- _Task directions_
Report how many lines of the entries below contain the word "Software", and nothing more.

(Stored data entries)
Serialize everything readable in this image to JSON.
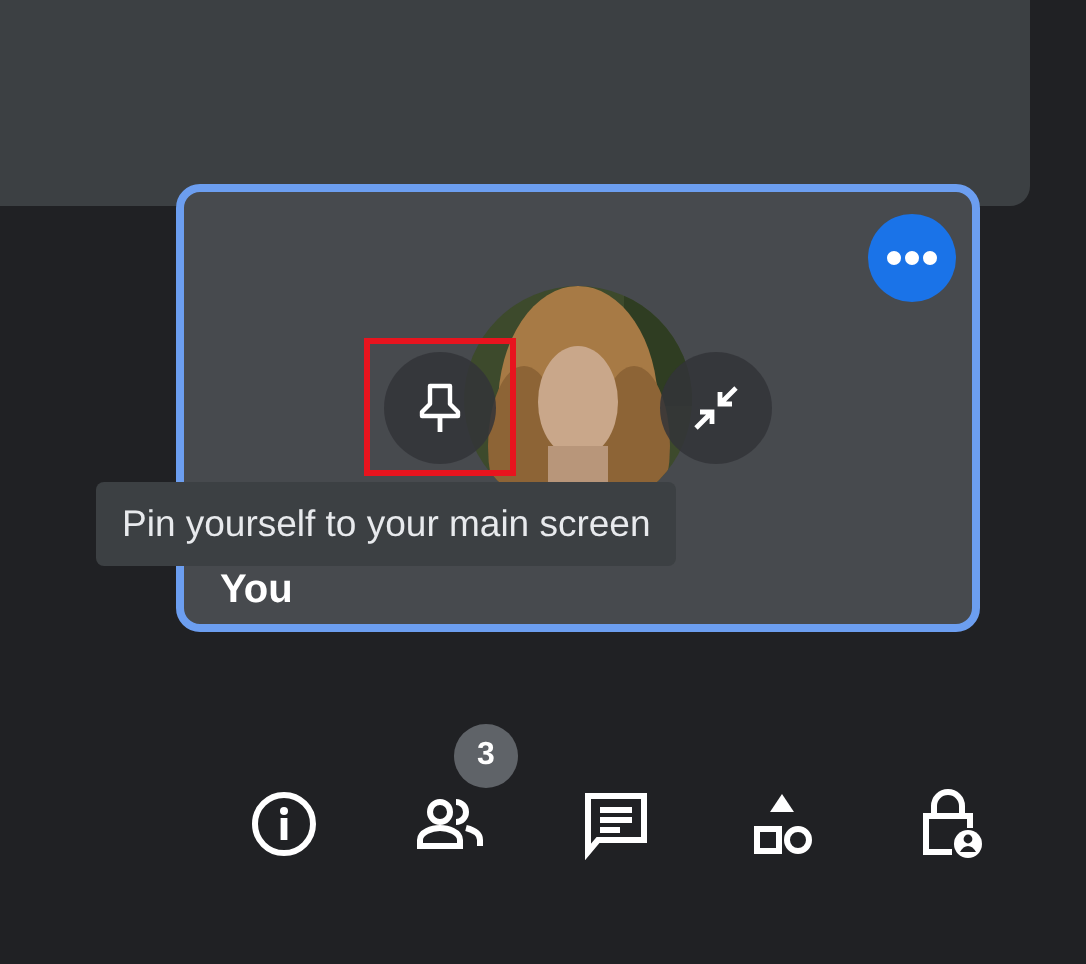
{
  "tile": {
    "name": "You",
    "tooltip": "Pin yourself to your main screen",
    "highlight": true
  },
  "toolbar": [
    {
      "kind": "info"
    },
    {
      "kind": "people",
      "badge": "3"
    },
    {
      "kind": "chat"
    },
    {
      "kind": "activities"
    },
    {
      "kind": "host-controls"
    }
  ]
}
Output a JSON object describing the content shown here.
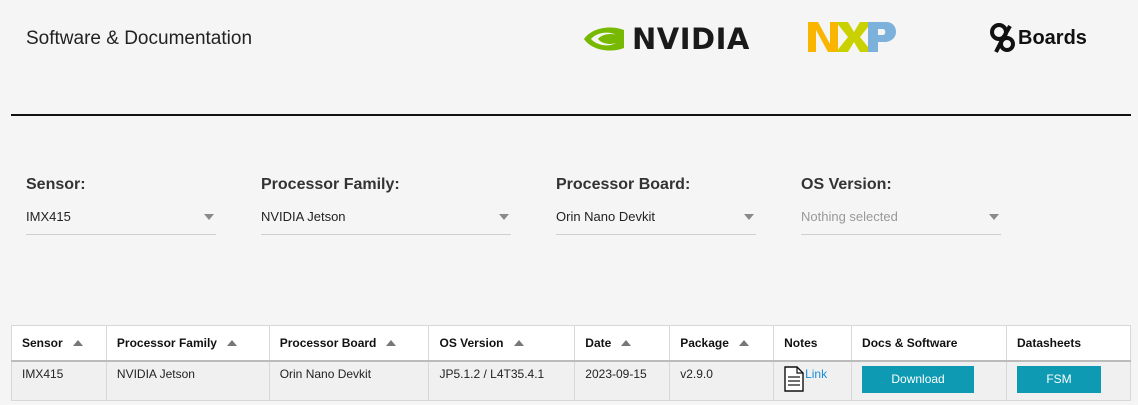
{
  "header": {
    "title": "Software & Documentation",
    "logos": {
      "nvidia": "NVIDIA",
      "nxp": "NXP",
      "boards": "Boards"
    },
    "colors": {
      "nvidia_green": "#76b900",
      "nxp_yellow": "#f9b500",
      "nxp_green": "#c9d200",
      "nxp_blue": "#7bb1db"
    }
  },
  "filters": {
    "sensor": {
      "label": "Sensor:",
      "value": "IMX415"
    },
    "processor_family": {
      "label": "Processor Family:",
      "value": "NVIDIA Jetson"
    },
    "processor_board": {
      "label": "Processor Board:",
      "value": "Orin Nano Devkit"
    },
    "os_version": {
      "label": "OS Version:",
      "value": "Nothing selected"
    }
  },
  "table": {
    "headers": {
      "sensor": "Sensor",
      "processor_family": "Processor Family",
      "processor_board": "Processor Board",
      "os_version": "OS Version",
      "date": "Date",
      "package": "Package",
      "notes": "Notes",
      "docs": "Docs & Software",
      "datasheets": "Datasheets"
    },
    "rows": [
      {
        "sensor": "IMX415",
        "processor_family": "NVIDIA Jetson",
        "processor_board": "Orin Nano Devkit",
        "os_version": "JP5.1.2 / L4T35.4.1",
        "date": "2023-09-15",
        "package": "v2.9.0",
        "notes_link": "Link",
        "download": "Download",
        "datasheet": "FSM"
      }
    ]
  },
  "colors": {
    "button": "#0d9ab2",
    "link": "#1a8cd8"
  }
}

- _Solved exercise_
2